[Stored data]
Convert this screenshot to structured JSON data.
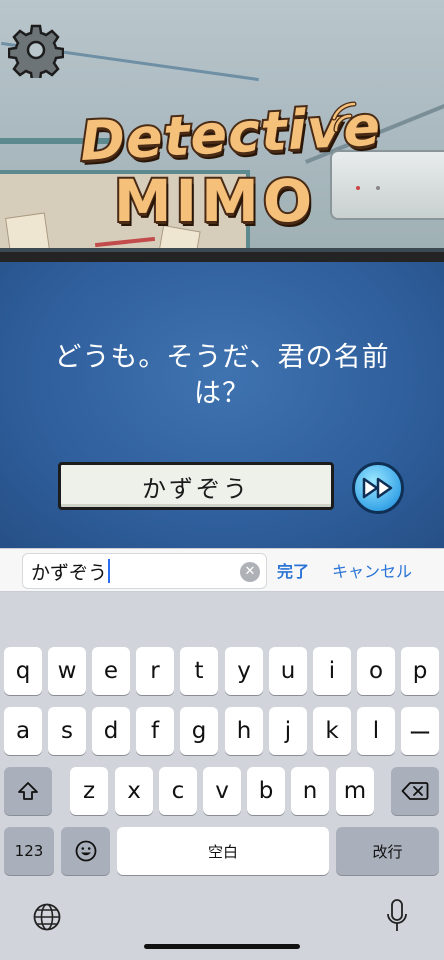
{
  "logo": {
    "line1": "Detective",
    "line2": "MIMO"
  },
  "dialog": {
    "prompt_line1": "どうも。そうだ、君の名前",
    "prompt_line2": "は？",
    "name_value": "かずぞう"
  },
  "input_bar": {
    "field_value": "かずぞう",
    "clear_symbol": "✕",
    "done_label": "完了",
    "cancel_label": "キャンセル"
  },
  "keyboard": {
    "row1": [
      "q",
      "w",
      "e",
      "r",
      "t",
      "y",
      "u",
      "i",
      "o",
      "p"
    ],
    "row2": [
      "a",
      "s",
      "d",
      "f",
      "g",
      "h",
      "j",
      "k",
      "l",
      "ー"
    ],
    "row3": [
      "z",
      "x",
      "c",
      "v",
      "b",
      "n",
      "m"
    ],
    "numbers_label": "123",
    "space_label": "空白",
    "return_label": "改行"
  },
  "colors": {
    "dialog_blue": "#2f5f9c",
    "link_blue": "#2b74d6",
    "logo_orange": "#f4c07a"
  },
  "icons": {
    "settings": "gear-icon",
    "fast_forward": "fast-forward-icon",
    "shift": "shift-icon",
    "delete": "backspace-icon",
    "emoji": "emoji-icon",
    "globe": "globe-icon",
    "mic": "microphone-icon"
  }
}
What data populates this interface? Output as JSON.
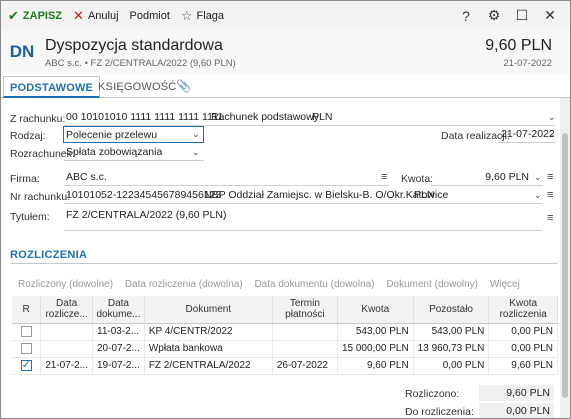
{
  "toolbar": {
    "save": "ZAPISZ",
    "cancel": "Anuluj",
    "subject": "Podmiot",
    "flag": "Flaga",
    "help": "?",
    "settings": "⚙",
    "maximize": "☐",
    "close": "✕"
  },
  "header": {
    "badge": "DN",
    "title": "Dyspozycja standardowa",
    "subtitle": "ABC s.c. • FZ 2/CENTRALA/2022 (9,60 PLN)",
    "amount": "9,60 PLN",
    "date": "21-07-2022"
  },
  "tabs": [
    "PODSTAWOWE",
    "KSIĘGOWOŚĆ"
  ],
  "form": {
    "z_rachunku_label": "Z rachunku:",
    "z_rachunku_number": "00 10101010 1111 1111 1111 1111",
    "z_rachunku_name": "Rachunek podstawowy",
    "z_rachunku_currency": "PLN",
    "rodzaj_label": "Rodzaj:",
    "rodzaj_value": "Polecenie przelewu",
    "data_realizacji_label": "Data realizacji:",
    "data_realizacji_value": "21-07-2022",
    "rozrachunek_label": "Rozrachunek:",
    "rozrachunek_value": "Spłata zobowiązania",
    "firma_label": "Firma:",
    "firma_value": "ABC s.c.",
    "kwota_label": "Kwota:",
    "kwota_value": "9,60 PLN",
    "nr_rachunku_label": "Nr rachunku:",
    "nr_rachunku_value": "10101052-122345456789456123",
    "bank_name": "NBP Oddział Zamiejsc. w Bielsku-B.  O/Okr.Katowice",
    "nr_rachunku_currency": "PLN",
    "tytulem_label": "Tytułem:",
    "tytulem_value": "FZ 2/CENTRALA/2022 (9,60 PLN)"
  },
  "rozliczenia": {
    "title": "ROZLICZENIA",
    "filters": [
      "Rozliczony (dowolne)",
      "Data rozliczenia (dowolna)",
      "Data dokumentu (dowolna)",
      "Dokument (dowolny)",
      "Więcej"
    ],
    "columns": [
      "R",
      "Data rozlicze...",
      "Data dokume...",
      "Dokument",
      "Termin płatności",
      "Kwota",
      "Pozostało",
      "Kwota rozliczenia"
    ],
    "rows": [
      {
        "checked": false,
        "data_rozl": "",
        "data_dok": "11-03-2...",
        "dokument": "KP 4/CENTR/2022",
        "termin": "",
        "kwota": "543,00 PLN",
        "pozostalo": "543,00 PLN",
        "kwota_rozl": "0,00 PLN"
      },
      {
        "checked": false,
        "data_rozl": "",
        "data_dok": "20-07-2...",
        "dokument": "Wpłata bankowa",
        "termin": "",
        "kwota": "15 000,00 PLN",
        "pozostalo": "13 960,73 PLN",
        "kwota_rozl": "0,00 PLN"
      },
      {
        "checked": true,
        "data_rozl": "21-07-2...",
        "data_dok": "19-07-2...",
        "dokument": "FZ 2/CENTRALA/2022",
        "termin": "26-07-2022",
        "kwota": "9,60 PLN",
        "pozostalo": "0,00 PLN",
        "kwota_rozl": "9,60 PLN"
      }
    ],
    "rozliczono_label": "Rozliczono:",
    "rozliczono_value": "9,60 PLN",
    "do_rozliczenia_label": "Do rozliczenia:",
    "do_rozliczenia_value": "0,00 PLN"
  }
}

_Instructions to follow_
Leave out the pictures and print each record exactly as it stands.

_Result of this exercise_
Convert this screenshot to structured JSON data.
{
  "logo": {
    "line1": "Detective",
    "line2": "MIMO"
  },
  "dialog": {
    "prompt_line1": "どうも。そうだ、君の名前",
    "prompt_line2": "は？",
    "name_value": "かずぞう"
  },
  "input_bar": {
    "field_value": "かずぞう",
    "clear_symbol": "✕",
    "done_label": "完了",
    "cancel_label": "キャンセル"
  },
  "keyboard": {
    "row1": [
      "q",
      "w",
      "e",
      "r",
      "t",
      "y",
      "u",
      "i",
      "o",
      "p"
    ],
    "row2": [
      "a",
      "s",
      "d",
      "f",
      "g",
      "h",
      "j",
      "k",
      "l",
      "ー"
    ],
    "row3": [
      "z",
      "x",
      "c",
      "v",
      "b",
      "n",
      "m"
    ],
    "numbers_label": "123",
    "space_label": "空白",
    "return_label": "改行"
  },
  "colors": {
    "dialog_blue": "#2f5f9c",
    "link_blue": "#2b74d6",
    "logo_orange": "#f4c07a"
  },
  "icons": {
    "settings": "gear-icon",
    "fast_forward": "fast-forward-icon",
    "shift": "shift-icon",
    "delete": "backspace-icon",
    "emoji": "emoji-icon",
    "globe": "globe-icon",
    "mic": "microphone-icon"
  }
}
What data populates this interface? Output as JSON.
{
  "toolbar": {
    "save": "ZAPISZ",
    "cancel": "Anuluj",
    "subject": "Podmiot",
    "flag": "Flaga",
    "help": "?",
    "settings": "⚙",
    "maximize": "☐",
    "close": "✕"
  },
  "header": {
    "badge": "DN",
    "title": "Dyspozycja standardowa",
    "subtitle": "ABC s.c. • FZ 2/CENTRALA/2022 (9,60 PLN)",
    "amount": "9,60 PLN",
    "date": "21-07-2022"
  },
  "tabs": [
    "PODSTAWOWE",
    "KSIĘGOWOŚĆ"
  ],
  "form": {
    "z_rachunku_label": "Z rachunku:",
    "z_rachunku_number": "00 10101010 1111 1111 1111 1111",
    "z_rachunku_name": "Rachunek podstawowy",
    "z_rachunku_currency": "PLN",
    "rodzaj_label": "Rodzaj:",
    "rodzaj_value": "Polecenie przelewu",
    "data_realizacji_label": "Data realizacji:",
    "data_realizacji_value": "21-07-2022",
    "rozrachunek_label": "Rozrachunek:",
    "rozrachunek_value": "Spłata zobowiązania",
    "firma_label": "Firma:",
    "firma_value": "ABC s.c.",
    "kwota_label": "Kwota:",
    "kwota_value": "9,60 PLN",
    "nr_rachunku_label": "Nr rachunku:",
    "nr_rachunku_value": "10101052-122345456789456123",
    "bank_name": "NBP Oddział Zamiejsc. w Bielsku-B.  O/Okr.Katowice",
    "nr_rachunku_currency": "PLN",
    "tytulem_label": "Tytułem:",
    "tytulem_value": "FZ 2/CENTRALA/2022 (9,60 PLN)"
  },
  "rozliczenia": {
    "title": "ROZLICZENIA",
    "filters": [
      "Rozliczony (dowolne)",
      "Data rozliczenia (dowolna)",
      "Data dokumentu (dowolna)",
      "Dokument (dowolny)",
      "Więcej"
    ],
    "columns": [
      "R",
      "Data rozlicze...",
      "Data dokume...",
      "Dokument",
      "Termin płatności",
      "Kwota",
      "Pozostało",
      "Kwota rozliczenia"
    ],
    "rows": [
      {
        "checked": false,
        "data_rozl": "",
        "data_dok": "11-03-2...",
        "dokument": "KP 4/CENTR/2022",
        "termin": "",
        "kwota": "543,00 PLN",
        "pozostalo": "543,00 PLN",
        "kwota_rozl": "0,00 PLN"
      },
      {
        "checked": false,
        "data_rozl": "",
        "data_dok": "20-07-2...",
        "dokument": "Wpłata bankowa",
        "termin": "",
        "kwota": "15 000,00 PLN",
        "pozostalo": "13 960,73 PLN",
        "kwota_rozl": "0,00 PLN"
      },
      {
        "checked": true,
        "data_rozl": "21-07-2...",
        "data_dok": "19-07-2...",
        "dokument": "FZ 2/CENTRALA/2022",
        "termin": "26-07-2022",
        "kwota": "9,60 PLN",
        "pozostalo": "0,00 PLN",
        "kwota_rozl": "9,60 PLN"
      }
    ],
    "rozliczono_label": "Rozliczono:",
    "rozliczono_value": "9,60 PLN",
    "do_rozliczenia_label": "Do rozliczenia:",
    "do_rozliczenia_value": "0,00 PLN"
  }
}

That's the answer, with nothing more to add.